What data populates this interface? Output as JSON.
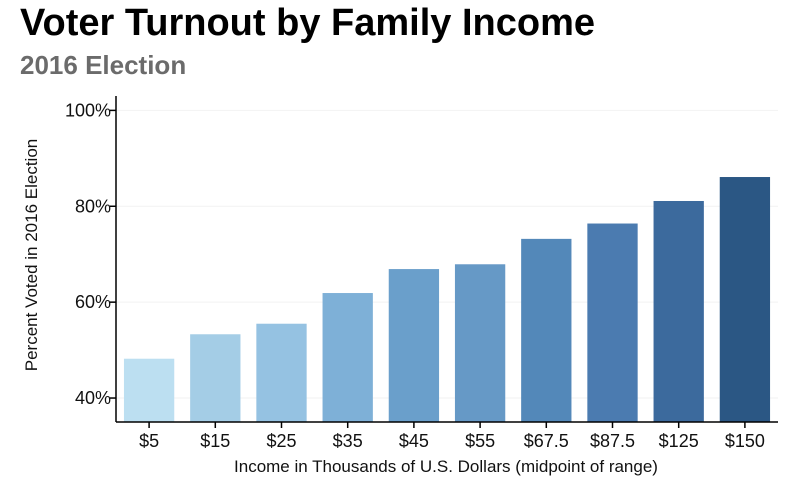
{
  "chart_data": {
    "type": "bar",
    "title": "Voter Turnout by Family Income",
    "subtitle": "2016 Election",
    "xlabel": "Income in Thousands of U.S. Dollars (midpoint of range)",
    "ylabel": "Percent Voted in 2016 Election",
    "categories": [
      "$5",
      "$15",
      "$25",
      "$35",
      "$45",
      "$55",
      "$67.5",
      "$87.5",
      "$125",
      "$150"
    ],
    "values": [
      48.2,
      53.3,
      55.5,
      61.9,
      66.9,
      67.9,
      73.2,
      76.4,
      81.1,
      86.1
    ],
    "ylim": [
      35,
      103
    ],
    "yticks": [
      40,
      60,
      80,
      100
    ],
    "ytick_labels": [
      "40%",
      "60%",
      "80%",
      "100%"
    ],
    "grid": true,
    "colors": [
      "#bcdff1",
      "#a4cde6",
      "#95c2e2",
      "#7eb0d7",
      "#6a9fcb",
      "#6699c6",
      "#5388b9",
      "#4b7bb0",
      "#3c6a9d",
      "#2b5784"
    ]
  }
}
· · · ·
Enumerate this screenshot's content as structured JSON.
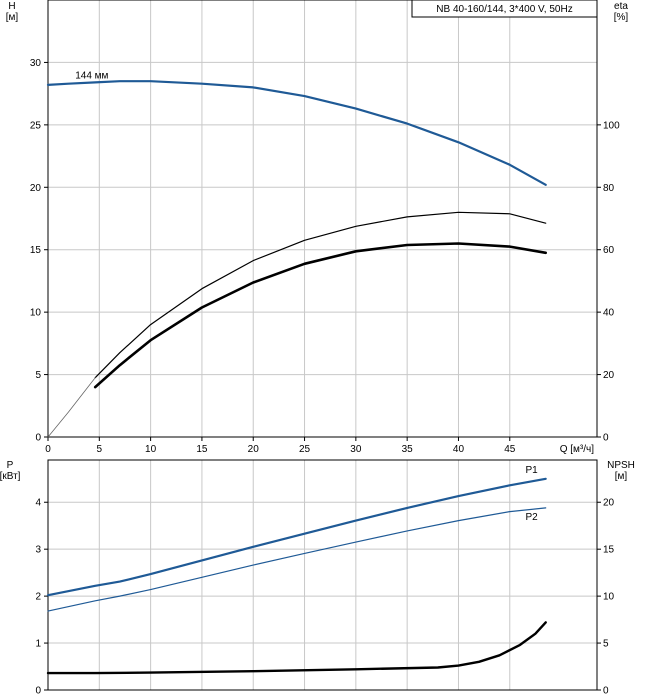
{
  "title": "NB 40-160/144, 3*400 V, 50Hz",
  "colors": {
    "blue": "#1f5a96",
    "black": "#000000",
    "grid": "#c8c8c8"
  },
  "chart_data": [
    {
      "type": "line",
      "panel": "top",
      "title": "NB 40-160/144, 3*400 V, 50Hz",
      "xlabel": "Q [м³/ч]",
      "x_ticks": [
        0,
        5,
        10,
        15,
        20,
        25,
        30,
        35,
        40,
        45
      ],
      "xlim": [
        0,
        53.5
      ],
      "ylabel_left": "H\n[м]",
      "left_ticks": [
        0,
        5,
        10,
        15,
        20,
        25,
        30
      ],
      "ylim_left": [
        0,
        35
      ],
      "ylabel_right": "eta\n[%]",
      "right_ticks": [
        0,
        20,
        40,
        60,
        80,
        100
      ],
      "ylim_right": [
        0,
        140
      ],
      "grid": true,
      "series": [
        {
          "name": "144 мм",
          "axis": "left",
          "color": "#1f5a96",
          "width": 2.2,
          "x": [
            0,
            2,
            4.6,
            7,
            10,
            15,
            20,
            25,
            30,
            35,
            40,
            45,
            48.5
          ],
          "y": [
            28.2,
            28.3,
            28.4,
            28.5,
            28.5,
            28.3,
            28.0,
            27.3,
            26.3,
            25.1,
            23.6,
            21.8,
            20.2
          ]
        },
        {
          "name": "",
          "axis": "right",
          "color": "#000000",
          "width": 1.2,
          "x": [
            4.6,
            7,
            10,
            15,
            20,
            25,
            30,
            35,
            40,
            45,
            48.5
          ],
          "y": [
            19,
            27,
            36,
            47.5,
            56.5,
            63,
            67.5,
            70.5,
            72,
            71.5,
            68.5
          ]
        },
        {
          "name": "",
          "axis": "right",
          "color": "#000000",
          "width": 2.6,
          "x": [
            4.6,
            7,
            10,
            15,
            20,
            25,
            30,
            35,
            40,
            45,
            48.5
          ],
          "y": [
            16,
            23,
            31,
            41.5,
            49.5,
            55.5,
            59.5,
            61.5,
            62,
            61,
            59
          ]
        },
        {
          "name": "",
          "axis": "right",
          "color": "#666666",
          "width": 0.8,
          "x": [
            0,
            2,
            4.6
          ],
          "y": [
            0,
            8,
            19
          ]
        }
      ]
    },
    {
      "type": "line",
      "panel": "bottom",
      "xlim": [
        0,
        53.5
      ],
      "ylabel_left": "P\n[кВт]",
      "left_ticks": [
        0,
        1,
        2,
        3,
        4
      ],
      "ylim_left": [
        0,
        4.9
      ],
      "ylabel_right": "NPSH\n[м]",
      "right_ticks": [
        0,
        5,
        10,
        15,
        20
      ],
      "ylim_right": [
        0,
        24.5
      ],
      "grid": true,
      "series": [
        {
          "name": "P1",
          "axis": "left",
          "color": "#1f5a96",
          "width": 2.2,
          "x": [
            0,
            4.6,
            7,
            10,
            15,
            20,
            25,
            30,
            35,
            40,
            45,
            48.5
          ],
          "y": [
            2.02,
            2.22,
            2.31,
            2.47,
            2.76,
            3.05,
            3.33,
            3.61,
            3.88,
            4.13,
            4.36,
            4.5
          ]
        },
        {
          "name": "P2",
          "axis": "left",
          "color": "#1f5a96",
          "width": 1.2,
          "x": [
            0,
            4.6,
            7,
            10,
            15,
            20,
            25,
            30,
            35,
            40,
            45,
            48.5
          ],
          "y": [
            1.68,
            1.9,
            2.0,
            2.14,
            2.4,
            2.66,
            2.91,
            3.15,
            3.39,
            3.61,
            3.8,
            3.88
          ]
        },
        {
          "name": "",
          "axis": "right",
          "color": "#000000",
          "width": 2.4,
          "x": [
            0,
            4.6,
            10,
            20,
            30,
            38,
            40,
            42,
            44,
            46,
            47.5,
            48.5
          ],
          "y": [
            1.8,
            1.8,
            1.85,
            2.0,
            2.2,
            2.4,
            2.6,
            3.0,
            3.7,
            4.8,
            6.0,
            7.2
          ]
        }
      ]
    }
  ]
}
· · · ·
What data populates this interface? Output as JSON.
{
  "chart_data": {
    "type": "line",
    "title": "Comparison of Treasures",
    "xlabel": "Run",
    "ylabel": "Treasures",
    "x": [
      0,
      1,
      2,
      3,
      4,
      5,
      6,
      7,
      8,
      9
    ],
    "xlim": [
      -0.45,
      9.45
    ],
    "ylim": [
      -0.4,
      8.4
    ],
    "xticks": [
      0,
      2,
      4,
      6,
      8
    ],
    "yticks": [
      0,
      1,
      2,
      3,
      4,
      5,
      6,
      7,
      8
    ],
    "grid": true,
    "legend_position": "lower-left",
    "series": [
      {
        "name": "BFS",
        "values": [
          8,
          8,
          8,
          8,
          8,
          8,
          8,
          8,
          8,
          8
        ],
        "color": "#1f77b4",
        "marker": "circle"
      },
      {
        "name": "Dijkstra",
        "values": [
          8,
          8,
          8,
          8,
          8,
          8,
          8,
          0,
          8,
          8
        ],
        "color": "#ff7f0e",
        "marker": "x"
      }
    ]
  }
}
· · · ·
▶ **WHAT TO WORK ON**
From the listing above, collect each line in which the string "type" appears.

▶ **FULL RESPONSE**
    "type": "bar",
      "type": "line",
      "type": "line",
    "type": "line",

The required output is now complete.